### THE REQUEST
Give the data a second time, exactly and in full.

### LISTING
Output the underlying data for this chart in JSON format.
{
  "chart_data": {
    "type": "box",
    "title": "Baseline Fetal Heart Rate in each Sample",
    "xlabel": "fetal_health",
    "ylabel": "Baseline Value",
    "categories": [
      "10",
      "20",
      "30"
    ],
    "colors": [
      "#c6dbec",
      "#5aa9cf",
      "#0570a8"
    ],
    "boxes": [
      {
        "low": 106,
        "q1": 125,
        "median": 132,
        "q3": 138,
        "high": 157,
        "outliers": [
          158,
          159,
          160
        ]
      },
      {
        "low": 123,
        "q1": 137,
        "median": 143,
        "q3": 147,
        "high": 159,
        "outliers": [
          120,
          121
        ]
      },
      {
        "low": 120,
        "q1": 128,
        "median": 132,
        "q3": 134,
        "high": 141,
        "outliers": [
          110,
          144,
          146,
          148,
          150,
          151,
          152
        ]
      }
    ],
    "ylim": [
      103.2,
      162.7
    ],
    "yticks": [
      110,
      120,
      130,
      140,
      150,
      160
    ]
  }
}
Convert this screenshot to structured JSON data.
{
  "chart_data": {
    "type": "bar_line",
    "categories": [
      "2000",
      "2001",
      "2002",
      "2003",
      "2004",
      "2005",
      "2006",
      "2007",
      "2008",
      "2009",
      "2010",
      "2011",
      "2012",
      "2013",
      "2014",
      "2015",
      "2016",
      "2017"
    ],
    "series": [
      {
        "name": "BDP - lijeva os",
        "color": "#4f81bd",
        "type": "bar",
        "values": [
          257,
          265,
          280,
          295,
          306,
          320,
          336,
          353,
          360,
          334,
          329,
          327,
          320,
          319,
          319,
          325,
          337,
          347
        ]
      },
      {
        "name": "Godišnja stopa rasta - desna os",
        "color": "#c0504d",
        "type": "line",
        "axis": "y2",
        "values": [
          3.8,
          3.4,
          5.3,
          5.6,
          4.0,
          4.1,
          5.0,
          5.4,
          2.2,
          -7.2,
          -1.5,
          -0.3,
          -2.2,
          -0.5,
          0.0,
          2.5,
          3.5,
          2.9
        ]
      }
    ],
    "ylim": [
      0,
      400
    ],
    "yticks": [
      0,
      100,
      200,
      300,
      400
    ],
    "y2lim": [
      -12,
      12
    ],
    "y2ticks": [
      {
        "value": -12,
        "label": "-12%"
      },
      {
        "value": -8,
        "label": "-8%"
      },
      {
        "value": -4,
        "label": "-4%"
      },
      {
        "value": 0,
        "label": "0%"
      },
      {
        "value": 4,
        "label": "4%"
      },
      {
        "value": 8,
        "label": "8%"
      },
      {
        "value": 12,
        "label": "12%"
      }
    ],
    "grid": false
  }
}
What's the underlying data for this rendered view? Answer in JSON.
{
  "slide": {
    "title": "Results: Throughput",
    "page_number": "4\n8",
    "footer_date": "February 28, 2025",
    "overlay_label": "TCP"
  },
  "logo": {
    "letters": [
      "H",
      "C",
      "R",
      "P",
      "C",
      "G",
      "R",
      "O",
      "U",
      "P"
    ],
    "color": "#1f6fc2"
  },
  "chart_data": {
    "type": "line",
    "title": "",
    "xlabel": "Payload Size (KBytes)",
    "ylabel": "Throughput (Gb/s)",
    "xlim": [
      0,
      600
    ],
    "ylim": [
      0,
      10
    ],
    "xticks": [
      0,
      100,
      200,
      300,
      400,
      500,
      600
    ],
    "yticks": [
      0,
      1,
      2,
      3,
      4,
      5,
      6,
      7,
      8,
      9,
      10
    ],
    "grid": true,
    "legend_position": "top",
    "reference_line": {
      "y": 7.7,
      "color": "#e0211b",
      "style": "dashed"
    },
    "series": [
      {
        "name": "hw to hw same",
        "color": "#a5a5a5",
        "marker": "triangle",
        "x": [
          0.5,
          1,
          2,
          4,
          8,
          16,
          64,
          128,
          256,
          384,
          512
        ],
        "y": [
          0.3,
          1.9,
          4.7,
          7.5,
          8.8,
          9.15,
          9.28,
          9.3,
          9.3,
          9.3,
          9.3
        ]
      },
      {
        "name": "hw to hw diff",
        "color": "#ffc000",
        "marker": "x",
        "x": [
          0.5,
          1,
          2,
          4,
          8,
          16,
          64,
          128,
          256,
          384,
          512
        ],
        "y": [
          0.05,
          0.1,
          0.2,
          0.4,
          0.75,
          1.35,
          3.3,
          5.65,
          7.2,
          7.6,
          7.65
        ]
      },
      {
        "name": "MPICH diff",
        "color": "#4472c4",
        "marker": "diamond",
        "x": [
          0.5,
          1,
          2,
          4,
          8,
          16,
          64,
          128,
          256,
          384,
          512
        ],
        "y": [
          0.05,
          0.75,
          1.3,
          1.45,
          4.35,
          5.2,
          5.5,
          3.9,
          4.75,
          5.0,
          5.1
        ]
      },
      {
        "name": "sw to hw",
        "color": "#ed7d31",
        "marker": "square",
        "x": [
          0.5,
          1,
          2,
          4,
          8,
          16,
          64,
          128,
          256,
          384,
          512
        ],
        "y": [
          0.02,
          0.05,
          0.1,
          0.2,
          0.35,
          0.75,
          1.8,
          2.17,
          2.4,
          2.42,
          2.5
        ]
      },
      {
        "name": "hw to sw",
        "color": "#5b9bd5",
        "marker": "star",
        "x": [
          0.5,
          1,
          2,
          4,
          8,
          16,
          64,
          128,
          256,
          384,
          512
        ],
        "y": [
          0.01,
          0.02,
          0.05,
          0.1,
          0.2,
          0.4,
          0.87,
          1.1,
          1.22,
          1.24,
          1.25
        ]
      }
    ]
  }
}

### SOLUTION
Output the underlying data for this chart in JSON format.
{
  "chart_data": {
    "type": "box",
    "title": "Baseline Fetal Heart Rate in each Sample",
    "xlabel": "fetal_health",
    "ylabel": "Baseline Value",
    "categories": [
      "10",
      "20",
      "30"
    ],
    "colors": [
      "#c6dbec",
      "#5aa9cf",
      "#0570a8"
    ],
    "boxes": [
      {
        "low": 106,
        "q1": 125,
        "median": 132,
        "q3": 138,
        "high": 157,
        "outliers": [
          158,
          159,
          160
        ]
      },
      {
        "low": 123,
        "q1": 137,
        "median": 143,
        "q3": 147,
        "high": 159,
        "outliers": [
          120,
          121
        ]
      },
      {
        "low": 120,
        "q1": 128,
        "median": 132,
        "q3": 134,
        "high": 141,
        "outliers": [
          110,
          144,
          146,
          148,
          150,
          151,
          152
        ]
      }
    ],
    "ylim": [
      103.2,
      162.7
    ],
    "yticks": [
      110,
      120,
      130,
      140,
      150,
      160
    ]
  }
}
Convert this screenshot to structured JSON data.
{
  "chart_data": {
    "type": "bar_line",
    "categories": [
      "2000",
      "2001",
      "2002",
      "2003",
      "2004",
      "2005",
      "2006",
      "2007",
      "2008",
      "2009",
      "2010",
      "2011",
      "2012",
      "2013",
      "2014",
      "2015",
      "2016",
      "2017"
    ],
    "series": [
      {
        "name": "BDP - lijeva os",
        "color": "#4f81bd",
        "type": "bar",
        "values": [
          257,
          265,
          280,
          295,
          306,
          320,
          336,
          353,
          360,
          334,
          329,
          327,
          320,
          319,
          319,
          325,
          337,
          347
        ]
      },
      {
        "name": "Godišnja stopa rasta - desna os",
        "color": "#c0504d",
        "type": "line",
        "axis": "y2",
        "values": [
          3.8,
          3.4,
          5.3,
          5.6,
          4.0,
          4.1,
          5.0,
          5.4,
          2.2,
          -7.2,
          -1.5,
          -0.3,
          -2.2,
          -0.5,
          0.0,
          2.5,
          3.5,
          2.9
        ]
      }
    ],
    "ylim": [
      0,
      400
    ],
    "yticks": [
      0,
      100,
      200,
      300,
      400
    ],
    "y2lim": [
      -12,
      12
    ],
    "y2ticks": [
      {
        "value": -12,
        "label": "-12%"
      },
      {
        "value": -8,
        "label": "-8%"
      },
      {
        "value": -4,
        "label": "-4%"
      },
      {
        "value": 0,
        "label": "0%"
      },
      {
        "value": 4,
        "label": "4%"
      },
      {
        "value": 8,
        "label": "8%"
      },
      {
        "value": 12,
        "label": "12%"
      }
    ],
    "grid": false
  }
}
What's the underlying data for this rendered view? Answer in JSON.
{
  "slide": {
    "title": "Results: Throughput",
    "page_number": "4\n8",
    "footer_date": "February 28, 2025",
    "overlay_label": "TCP"
  },
  "logo": {
    "letters": [
      "H",
      "C",
      "R",
      "P",
      "C",
      "G",
      "R",
      "O",
      "U",
      "P"
    ],
    "color": "#1f6fc2"
  },
  "chart_data": {
    "type": "line",
    "title": "",
    "xlabel": "Payload Size (KBytes)",
    "ylabel": "Throughput (Gb/s)",
    "xlim": [
      0,
      600
    ],
    "ylim": [
      0,
      10
    ],
    "xticks": [
      0,
      100,
      200,
      300,
      400,
      500,
      600
    ],
    "yticks": [
      0,
      1,
      2,
      3,
      4,
      5,
      6,
      7,
      8,
      9,
      10
    ],
    "grid": true,
    "legend_position": "top",
    "reference_line": {
      "y": 7.7,
      "color": "#e0211b",
      "style": "dashed"
    },
    "series": [
      {
        "name": "hw to hw same",
        "color": "#a5a5a5",
        "marker": "triangle",
        "x": [
          0.5,
          1,
          2,
          4,
          8,
          16,
          64,
          128,
          256,
          384,
          512
        ],
        "y": [
          0.3,
          1.9,
          4.7,
          7.5,
          8.8,
          9.15,
          9.28,
          9.3,
          9.3,
          9.3,
          9.3
        ]
      },
      {
        "name": "hw to hw diff",
        "color": "#ffc000",
        "marker": "x",
        "x": [
          0.5,
          1,
          2,
          4,
          8,
          16,
          64,
          128,
          256,
          384,
          512
        ],
        "y": [
          0.05,
          0.1,
          0.2,
          0.4,
          0.75,
          1.35,
          3.3,
          5.65,
          7.2,
          7.6,
          7.65
        ]
      },
      {
        "name": "MPICH diff",
        "color": "#4472c4",
        "marker": "diamond",
        "x": [
          0.5,
          1,
          2,
          4,
          8,
          16,
          64,
          128,
          256,
          384,
          512
        ],
        "y": [
          0.05,
          0.75,
          1.3,
          1.45,
          4.35,
          5.2,
          5.5,
          3.9,
          4.75,
          5.0,
          5.1
        ]
      },
      {
        "name": "sw to hw",
        "color": "#ed7d31",
        "marker": "square",
        "x": [
          0.5,
          1,
          2,
          4,
          8,
          16,
          64,
          128,
          256,
          384,
          512
        ],
        "y": [
          0.02,
          0.05,
          0.1,
          0.2,
          0.35,
          0.75,
          1.8,
          2.17,
          2.4,
          2.42,
          2.5
        ]
      },
      {
        "name": "hw to sw",
        "color": "#5b9bd5",
        "marker": "star",
        "x": [
          0.5,
          1,
          2,
          4,
          8,
          16,
          64,
          128,
          256,
          384,
          512
        ],
        "y": [
          0.01,
          0.02,
          0.05,
          0.1,
          0.2,
          0.4,
          0.87,
          1.1,
          1.22,
          1.24,
          1.25
        ]
      }
    ]
  }
}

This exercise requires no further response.